## Selected passage
__________________________________________________

To gain understanding of the applicability of carbon fiber reinforced polymer (CFRP) cable in cable-supported bridges, based on the Runyang Bridge and Jinsha Bridge, a suspension bridge using CFRP cables and a cable-stayed bridge using CFRP stay cables are schemed, in which the cable's cross-sectional area is determined by the principle of equivalent axial stiffness. Numerical investigations on the dynamic behavior, aerostatic and aerodynamic stability of the two bridges are conducted by 3D nonlinear analysis, and the effect of different cable materials on the wind resistance is discussed. The results show that as CFRP cables are used in cable-supported bridges, (1) structural natural frequencies are all increased, and particularly great increase of the torsional frequency occurs for suspension bridges; (2) under the static wind action, structural deformation is increased, however its aerostatic stability is basically remained the same as that of the case with steel cables; (3) for suspension bridge, its aerodynamic stability is superior to that of the case with steel cables, but for cable-stayed bridge, it is basically the same as that of the case with steel stay cables. Therefore as far as the wind resistance is considered, the use of CFRP cables in cable-supported bridges is feasible, and the cable's cross-sectional area should be determined by the principle of equivalent axial stiffness.

__________________________________________________

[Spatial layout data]
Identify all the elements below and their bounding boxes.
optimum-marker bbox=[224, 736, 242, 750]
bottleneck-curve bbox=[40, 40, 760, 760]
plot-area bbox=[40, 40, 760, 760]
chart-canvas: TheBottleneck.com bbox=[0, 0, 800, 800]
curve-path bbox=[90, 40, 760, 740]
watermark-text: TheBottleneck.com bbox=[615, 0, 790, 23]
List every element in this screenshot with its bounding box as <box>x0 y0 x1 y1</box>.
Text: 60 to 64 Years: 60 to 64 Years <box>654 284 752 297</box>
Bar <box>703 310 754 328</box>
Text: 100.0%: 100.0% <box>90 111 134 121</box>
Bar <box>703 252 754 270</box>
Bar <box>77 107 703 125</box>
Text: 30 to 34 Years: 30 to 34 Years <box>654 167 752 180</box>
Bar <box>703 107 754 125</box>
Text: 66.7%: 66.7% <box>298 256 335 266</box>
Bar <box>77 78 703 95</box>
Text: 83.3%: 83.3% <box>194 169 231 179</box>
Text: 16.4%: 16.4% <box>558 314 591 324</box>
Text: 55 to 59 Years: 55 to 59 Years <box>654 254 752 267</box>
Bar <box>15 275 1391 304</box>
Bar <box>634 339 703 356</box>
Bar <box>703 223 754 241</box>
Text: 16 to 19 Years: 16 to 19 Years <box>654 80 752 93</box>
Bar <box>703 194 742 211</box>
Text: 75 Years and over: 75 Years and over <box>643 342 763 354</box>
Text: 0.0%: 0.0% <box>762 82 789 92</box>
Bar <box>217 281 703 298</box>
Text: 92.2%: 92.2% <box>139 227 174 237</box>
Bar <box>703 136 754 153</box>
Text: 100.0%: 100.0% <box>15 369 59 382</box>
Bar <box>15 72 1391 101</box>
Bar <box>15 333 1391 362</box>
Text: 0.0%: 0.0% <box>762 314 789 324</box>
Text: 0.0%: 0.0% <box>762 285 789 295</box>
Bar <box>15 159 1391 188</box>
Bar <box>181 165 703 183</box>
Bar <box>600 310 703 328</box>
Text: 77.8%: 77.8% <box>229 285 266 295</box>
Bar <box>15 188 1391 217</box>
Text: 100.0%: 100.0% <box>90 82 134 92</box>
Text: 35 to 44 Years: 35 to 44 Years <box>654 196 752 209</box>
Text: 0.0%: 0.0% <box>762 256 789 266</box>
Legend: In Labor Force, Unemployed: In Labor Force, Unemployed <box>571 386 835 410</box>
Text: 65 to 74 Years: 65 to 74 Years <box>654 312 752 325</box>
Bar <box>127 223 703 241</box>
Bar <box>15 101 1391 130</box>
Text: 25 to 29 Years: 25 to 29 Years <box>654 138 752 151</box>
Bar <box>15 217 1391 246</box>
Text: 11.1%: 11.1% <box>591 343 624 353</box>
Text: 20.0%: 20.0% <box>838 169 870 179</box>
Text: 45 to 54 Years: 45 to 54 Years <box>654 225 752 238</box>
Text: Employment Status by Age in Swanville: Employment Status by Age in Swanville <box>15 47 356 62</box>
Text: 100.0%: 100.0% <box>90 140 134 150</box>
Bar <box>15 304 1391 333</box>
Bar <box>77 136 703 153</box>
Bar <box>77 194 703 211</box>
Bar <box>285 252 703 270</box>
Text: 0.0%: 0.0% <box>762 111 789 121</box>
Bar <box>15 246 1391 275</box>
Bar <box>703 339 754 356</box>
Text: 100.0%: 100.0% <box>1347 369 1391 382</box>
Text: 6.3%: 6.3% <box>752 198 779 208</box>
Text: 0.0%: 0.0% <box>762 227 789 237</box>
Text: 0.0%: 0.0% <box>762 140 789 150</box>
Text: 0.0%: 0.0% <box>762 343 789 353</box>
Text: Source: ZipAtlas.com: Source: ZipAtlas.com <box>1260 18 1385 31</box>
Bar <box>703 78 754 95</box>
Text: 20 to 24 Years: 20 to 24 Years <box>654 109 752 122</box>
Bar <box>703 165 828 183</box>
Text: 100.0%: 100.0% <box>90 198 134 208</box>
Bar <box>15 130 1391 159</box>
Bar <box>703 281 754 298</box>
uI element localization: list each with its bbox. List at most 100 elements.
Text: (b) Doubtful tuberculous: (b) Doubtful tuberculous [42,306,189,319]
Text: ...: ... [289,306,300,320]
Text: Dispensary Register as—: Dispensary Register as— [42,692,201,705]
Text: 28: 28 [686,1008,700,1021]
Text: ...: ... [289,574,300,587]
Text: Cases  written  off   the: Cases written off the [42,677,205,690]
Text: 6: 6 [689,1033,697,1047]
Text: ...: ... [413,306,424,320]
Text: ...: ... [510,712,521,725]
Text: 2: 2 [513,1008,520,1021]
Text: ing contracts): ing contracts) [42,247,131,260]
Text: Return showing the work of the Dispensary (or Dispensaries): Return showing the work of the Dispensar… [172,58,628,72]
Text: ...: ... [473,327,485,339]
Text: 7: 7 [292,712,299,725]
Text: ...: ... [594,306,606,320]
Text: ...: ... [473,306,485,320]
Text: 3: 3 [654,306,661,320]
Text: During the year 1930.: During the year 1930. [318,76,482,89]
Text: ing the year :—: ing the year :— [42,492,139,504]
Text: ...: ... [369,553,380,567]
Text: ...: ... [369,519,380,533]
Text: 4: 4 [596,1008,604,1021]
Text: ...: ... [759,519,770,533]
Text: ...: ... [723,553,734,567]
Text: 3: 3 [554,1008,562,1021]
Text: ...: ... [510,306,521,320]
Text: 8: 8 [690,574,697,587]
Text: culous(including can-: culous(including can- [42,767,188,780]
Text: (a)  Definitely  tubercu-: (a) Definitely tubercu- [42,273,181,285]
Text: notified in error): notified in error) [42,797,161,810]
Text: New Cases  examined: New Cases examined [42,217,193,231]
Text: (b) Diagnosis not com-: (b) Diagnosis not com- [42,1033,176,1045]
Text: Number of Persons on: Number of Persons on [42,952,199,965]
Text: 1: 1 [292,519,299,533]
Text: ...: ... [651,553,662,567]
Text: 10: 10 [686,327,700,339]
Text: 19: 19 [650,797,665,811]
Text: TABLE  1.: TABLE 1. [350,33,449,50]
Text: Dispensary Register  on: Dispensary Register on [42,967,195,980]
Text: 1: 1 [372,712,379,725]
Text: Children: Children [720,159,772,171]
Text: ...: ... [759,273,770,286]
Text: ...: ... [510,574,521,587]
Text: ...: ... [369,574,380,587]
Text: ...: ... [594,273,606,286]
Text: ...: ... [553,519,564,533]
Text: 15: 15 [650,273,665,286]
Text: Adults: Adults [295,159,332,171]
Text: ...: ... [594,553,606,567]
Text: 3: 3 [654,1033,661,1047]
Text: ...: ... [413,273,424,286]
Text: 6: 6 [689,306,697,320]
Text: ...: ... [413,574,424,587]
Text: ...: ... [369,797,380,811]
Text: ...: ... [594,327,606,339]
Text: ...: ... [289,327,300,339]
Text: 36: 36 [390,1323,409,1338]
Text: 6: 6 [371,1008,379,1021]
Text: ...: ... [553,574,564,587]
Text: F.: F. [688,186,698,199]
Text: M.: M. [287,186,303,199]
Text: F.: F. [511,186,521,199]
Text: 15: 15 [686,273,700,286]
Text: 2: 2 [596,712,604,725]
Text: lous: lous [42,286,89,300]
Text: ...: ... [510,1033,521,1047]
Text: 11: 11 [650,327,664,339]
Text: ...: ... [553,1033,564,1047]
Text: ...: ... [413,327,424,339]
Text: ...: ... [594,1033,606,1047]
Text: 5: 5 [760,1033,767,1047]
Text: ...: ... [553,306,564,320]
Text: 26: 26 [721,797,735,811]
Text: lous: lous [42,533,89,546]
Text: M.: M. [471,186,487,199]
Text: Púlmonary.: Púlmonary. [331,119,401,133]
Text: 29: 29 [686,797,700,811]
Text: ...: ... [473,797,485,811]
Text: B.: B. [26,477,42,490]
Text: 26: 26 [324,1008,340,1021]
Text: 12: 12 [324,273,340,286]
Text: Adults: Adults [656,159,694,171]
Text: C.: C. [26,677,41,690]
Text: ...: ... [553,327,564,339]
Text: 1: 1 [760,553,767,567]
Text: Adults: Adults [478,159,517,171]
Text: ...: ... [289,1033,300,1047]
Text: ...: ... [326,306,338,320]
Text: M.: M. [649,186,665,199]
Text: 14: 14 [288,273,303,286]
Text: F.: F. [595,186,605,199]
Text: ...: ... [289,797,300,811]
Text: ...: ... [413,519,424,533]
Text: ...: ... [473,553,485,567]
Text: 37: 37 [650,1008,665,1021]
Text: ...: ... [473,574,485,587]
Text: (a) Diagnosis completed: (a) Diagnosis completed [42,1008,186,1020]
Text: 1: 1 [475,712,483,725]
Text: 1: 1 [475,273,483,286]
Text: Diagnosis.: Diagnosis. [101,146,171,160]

__________________________________________________

## What needs to be done
Extract the entire passage on CFRP cables in cable-supported bridges, word for word. The entries come from a separate source.

## Problem solution
To gain understanding of the applicability of carbon fiber reinforced polymer (CFRP) cable in cable-supported bridges, based on the Runyang Bridge and Jinsha Bridge, a suspension bridge using CFRP cables and a cable-stayed bridge using CFRP stay cables are schemed, in which the cable's cross-sectional area is determined by the principle of equivalent axial stiffness. Numerical investigations on the dynamic behavior, aerostatic and aerodynamic stability of the two bridges are conducted by 3D nonlinear analysis, and the effect of different cable materials on the wind resistance is discussed. The results show that as CFRP cables are used in cable-supported bridges, (1) structural natural frequencies are all increased, and particularly great increase of the torsional frequency occurs for suspension bridges; (2) under the static wind action, structural deformation is increased, however its aerostatic stability is basically remained the same as that of the case with steel cables; (3) for suspension bridge, its aerodynamic stability is superior to that of the case with steel cables, but for cable-stayed bridge, it is basically the same as that of the case with steel stay cables. Therefore as far as the wind resistance is considered, the use of CFRP cables in cable-supported bridges is feasible, and the cable's cross-sectional area should be determined by the principle of equivalent axial stiffness.